_WHAT NEEDS TO BE DONE_
Return each entry exactly, omitting nothing.

_LISTED RECORDS_
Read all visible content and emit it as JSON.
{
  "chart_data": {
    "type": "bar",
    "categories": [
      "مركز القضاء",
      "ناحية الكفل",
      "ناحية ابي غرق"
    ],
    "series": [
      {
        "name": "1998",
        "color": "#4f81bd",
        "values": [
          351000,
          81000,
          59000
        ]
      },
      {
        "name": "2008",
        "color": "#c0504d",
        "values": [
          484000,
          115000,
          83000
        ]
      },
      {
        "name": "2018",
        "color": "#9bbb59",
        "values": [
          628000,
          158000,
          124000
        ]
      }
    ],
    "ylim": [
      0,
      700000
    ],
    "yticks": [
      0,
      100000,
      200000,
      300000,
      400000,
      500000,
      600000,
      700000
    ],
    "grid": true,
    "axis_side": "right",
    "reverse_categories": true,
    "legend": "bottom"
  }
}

_THE RESPONSE_
Read all visible content and emit it as JSON.
{
  "chart_data": {
    "type": "bar",
    "categories": [
      "مركز القضاء",
      "ناحية الكفل",
      "ناحية ابي غرق"
    ],
    "series": [
      {
        "name": "1998",
        "color": "#4f81bd",
        "values": [
          351000,
          81000,
          59000
        ]
      },
      {
        "name": "2008",
        "color": "#c0504d",
        "values": [
          484000,
          115000,
          83000
        ]
      },
      {
        "name": "2018",
        "color": "#9bbb59",
        "values": [
          628000,
          158000,
          124000
        ]
      }
    ],
    "ylim": [
      0,
      700000
    ],
    "yticks": [
      0,
      100000,
      200000,
      300000,
      400000,
      500000,
      600000,
      700000
    ],
    "grid": true,
    "axis_side": "right",
    "reverse_categories": true,
    "legend": "bottom"
  }
}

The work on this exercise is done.